• [The exercise] Review the material and extract every line in which the word "JSON" occurs.

(Items from a data source)
——

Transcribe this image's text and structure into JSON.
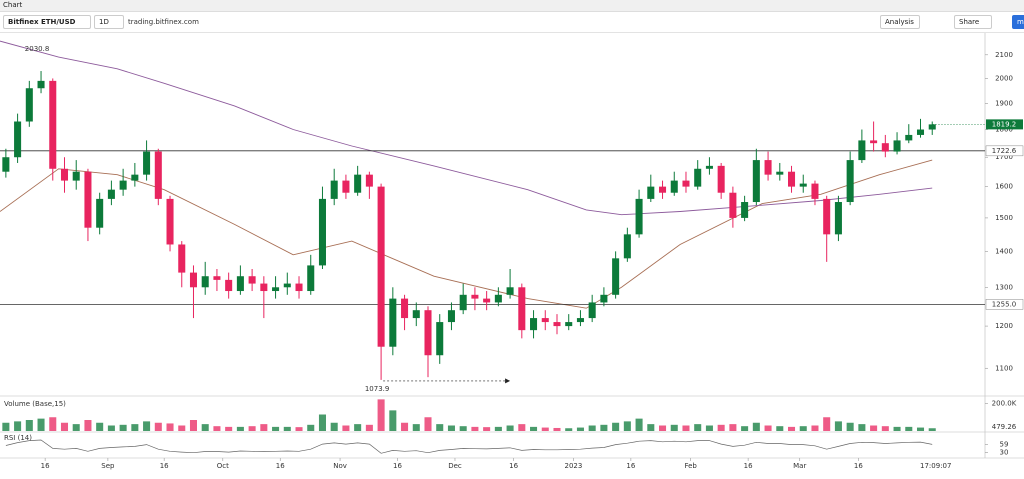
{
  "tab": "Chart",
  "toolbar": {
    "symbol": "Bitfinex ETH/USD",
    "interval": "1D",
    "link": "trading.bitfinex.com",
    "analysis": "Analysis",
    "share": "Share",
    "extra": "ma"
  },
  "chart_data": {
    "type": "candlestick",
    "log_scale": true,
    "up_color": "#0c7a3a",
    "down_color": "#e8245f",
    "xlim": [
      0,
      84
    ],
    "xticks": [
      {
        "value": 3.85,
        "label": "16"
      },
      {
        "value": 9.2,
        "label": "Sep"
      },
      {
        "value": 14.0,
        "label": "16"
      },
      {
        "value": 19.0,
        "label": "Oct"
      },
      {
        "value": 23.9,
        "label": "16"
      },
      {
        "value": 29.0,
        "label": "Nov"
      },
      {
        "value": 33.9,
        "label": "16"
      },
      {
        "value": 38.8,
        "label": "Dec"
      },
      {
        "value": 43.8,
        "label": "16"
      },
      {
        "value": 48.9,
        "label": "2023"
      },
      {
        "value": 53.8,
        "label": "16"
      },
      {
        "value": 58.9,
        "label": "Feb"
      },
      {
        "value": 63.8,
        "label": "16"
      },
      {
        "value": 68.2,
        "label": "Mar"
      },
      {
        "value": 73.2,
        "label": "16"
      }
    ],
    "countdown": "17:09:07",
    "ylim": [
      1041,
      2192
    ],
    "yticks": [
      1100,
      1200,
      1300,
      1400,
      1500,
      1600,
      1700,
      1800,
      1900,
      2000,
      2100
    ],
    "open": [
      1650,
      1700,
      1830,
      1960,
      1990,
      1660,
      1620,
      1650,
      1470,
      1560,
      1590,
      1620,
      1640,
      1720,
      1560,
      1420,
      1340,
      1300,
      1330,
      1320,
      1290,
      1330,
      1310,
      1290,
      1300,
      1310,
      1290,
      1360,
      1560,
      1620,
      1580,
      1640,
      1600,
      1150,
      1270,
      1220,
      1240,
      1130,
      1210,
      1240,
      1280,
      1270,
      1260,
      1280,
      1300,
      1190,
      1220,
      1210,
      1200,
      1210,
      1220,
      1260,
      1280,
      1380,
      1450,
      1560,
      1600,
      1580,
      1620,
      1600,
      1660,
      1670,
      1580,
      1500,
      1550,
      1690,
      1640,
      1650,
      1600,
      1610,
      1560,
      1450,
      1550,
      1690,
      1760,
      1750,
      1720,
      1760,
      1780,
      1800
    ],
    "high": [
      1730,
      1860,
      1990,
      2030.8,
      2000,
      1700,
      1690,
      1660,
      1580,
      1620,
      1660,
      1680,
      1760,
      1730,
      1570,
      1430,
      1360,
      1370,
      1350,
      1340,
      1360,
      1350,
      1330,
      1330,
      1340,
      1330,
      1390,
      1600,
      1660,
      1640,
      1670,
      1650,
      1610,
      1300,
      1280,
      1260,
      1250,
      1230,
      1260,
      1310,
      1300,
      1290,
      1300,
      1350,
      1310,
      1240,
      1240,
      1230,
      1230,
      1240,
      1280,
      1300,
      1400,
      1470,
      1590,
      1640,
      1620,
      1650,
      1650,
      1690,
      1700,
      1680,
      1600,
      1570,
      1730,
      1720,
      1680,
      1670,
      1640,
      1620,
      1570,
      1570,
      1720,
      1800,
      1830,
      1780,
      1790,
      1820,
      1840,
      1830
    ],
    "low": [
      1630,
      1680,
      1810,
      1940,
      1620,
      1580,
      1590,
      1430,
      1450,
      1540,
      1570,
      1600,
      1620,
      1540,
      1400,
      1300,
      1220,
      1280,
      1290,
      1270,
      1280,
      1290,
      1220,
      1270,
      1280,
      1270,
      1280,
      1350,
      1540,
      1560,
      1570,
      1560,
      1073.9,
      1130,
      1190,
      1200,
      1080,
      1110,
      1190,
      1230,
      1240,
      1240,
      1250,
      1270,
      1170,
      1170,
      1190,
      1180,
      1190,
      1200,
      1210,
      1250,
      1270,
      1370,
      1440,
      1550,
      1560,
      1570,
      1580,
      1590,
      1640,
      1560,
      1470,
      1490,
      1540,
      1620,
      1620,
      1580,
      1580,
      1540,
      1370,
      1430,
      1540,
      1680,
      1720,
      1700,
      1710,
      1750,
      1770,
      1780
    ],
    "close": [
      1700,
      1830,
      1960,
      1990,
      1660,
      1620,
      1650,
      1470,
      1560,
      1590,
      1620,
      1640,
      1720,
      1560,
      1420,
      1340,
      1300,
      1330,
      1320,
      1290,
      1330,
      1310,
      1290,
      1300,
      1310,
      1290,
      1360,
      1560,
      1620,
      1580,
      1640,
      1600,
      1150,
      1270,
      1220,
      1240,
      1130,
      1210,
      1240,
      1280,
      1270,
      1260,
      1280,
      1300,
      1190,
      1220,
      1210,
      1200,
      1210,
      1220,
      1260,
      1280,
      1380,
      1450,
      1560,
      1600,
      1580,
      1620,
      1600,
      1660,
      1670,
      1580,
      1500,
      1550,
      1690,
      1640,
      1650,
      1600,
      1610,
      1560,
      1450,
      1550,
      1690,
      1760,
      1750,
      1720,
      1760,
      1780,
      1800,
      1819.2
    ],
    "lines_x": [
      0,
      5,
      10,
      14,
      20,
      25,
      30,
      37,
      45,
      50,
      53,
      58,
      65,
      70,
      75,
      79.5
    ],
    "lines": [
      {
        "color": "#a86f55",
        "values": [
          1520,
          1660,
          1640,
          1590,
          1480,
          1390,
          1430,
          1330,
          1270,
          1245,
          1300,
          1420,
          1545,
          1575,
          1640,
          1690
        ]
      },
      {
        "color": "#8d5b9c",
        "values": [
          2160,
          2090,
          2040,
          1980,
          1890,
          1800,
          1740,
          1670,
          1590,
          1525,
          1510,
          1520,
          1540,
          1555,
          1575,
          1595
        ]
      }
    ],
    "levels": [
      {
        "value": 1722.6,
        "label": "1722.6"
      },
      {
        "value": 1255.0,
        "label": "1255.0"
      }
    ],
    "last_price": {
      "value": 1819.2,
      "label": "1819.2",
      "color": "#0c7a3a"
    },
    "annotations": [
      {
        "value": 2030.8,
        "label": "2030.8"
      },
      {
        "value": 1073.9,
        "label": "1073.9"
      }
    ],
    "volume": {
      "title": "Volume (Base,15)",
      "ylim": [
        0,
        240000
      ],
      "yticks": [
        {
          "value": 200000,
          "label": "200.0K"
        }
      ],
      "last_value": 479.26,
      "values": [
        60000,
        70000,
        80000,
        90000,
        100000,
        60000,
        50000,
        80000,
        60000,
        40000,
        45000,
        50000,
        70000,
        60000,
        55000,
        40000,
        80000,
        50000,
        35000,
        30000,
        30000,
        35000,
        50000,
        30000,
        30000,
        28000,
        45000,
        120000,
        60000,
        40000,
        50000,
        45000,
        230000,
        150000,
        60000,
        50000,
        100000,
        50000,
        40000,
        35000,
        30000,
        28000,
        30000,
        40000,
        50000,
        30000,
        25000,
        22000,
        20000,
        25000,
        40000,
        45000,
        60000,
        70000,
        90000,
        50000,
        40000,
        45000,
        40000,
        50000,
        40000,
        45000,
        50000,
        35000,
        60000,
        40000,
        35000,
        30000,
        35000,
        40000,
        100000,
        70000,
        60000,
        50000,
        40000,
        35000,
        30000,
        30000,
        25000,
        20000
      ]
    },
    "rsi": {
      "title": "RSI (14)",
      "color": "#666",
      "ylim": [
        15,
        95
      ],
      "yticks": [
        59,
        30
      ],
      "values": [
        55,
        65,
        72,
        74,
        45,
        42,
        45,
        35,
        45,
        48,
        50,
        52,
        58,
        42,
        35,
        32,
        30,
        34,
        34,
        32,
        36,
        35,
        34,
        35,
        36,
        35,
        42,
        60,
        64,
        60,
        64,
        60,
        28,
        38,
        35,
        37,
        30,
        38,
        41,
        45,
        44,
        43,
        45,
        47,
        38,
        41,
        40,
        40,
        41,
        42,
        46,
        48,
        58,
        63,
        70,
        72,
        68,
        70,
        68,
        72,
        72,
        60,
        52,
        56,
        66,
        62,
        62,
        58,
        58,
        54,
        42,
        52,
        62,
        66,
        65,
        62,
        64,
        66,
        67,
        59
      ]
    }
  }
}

——

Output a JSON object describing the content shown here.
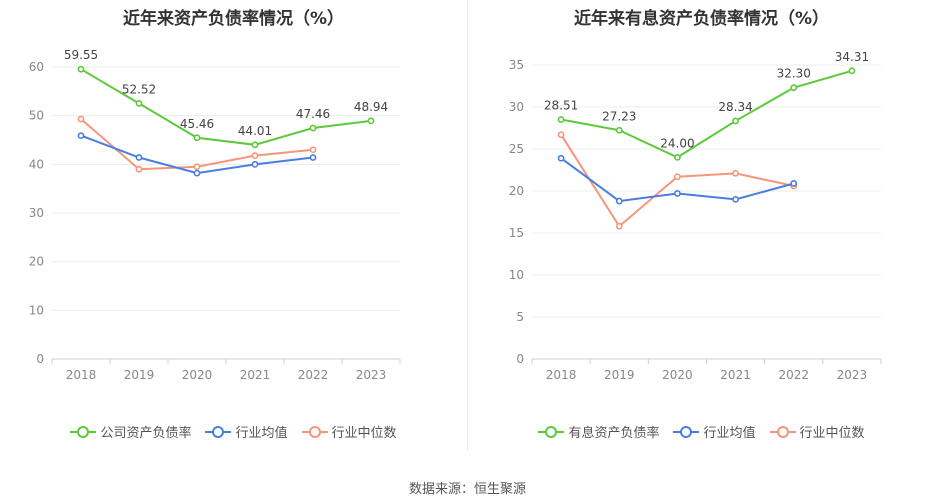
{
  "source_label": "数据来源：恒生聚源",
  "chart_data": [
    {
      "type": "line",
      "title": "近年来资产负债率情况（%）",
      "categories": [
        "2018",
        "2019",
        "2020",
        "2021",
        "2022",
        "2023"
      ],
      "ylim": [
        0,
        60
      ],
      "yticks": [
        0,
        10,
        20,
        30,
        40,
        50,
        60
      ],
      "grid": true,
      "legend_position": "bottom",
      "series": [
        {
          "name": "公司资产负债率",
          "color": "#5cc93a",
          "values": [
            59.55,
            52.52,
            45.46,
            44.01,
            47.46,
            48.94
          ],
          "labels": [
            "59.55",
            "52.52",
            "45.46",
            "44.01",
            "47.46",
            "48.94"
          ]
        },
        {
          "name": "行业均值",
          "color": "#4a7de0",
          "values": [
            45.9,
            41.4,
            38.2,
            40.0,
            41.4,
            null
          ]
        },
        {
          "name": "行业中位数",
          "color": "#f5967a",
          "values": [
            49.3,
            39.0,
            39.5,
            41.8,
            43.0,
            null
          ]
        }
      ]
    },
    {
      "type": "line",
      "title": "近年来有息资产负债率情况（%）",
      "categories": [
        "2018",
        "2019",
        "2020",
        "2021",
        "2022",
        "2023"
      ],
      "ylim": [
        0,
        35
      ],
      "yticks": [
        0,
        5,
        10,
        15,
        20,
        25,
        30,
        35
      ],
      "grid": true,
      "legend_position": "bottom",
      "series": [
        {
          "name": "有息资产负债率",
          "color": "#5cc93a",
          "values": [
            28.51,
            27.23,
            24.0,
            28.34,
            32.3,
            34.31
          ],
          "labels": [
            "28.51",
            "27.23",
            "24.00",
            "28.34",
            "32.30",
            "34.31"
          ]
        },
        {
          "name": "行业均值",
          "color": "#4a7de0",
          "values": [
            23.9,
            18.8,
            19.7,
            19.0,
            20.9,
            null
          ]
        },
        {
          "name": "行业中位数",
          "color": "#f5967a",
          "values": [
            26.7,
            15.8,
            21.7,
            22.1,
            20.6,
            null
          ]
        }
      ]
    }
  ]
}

——

• [Solution to this problem]
Transcribe this image's text and structure into JSON.
Output a JSON object describing the content shown here.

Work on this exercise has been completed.